===== Data supplied

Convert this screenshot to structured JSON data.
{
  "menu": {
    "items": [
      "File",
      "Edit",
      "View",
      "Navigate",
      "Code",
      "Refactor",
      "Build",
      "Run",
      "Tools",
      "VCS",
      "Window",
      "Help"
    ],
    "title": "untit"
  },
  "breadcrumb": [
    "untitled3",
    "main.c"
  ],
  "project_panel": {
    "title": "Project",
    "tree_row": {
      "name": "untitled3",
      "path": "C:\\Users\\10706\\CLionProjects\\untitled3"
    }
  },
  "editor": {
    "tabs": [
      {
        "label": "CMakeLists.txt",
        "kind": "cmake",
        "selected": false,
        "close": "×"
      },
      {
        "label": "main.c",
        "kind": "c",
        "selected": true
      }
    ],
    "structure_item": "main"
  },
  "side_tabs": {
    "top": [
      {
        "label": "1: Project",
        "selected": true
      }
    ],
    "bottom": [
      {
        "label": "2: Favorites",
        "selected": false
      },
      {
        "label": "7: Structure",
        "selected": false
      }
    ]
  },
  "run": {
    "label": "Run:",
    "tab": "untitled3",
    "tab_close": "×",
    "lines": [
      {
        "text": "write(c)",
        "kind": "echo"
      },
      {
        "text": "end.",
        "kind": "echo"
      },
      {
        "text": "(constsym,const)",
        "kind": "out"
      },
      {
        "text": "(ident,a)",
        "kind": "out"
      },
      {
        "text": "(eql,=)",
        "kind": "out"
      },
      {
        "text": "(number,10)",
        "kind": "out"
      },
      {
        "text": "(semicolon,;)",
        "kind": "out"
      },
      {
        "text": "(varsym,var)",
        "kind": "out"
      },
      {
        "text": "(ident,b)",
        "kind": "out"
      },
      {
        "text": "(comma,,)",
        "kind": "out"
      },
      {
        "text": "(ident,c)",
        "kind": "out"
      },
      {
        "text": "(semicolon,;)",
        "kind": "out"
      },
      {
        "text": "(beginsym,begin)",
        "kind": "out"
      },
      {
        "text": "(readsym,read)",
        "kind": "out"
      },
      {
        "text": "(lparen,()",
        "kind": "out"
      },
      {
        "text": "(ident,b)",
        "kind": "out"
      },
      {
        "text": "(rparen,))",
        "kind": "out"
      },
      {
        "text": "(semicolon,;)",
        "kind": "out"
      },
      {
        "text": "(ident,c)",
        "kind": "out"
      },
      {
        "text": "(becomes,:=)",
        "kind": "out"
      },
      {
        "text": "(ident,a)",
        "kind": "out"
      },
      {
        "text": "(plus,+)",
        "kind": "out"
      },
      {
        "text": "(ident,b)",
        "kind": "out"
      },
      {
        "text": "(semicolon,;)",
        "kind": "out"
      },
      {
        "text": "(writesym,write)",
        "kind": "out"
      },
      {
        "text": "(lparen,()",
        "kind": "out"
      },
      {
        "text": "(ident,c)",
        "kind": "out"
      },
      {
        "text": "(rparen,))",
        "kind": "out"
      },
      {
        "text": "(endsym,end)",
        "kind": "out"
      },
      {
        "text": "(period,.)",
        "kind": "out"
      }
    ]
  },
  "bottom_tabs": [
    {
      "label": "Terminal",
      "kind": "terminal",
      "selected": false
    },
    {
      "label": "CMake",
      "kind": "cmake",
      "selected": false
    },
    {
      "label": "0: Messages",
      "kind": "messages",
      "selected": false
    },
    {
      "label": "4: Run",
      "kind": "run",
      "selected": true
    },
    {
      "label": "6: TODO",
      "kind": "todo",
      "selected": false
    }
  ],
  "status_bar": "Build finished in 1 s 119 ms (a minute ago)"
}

==========

■ Work to be completed
Scan the entries above for the word "Build" and collect each line holding it.

■ Written answer
      "Build",
  "status_bar": "Build finished in 1 s 119 ms (a minute ago)"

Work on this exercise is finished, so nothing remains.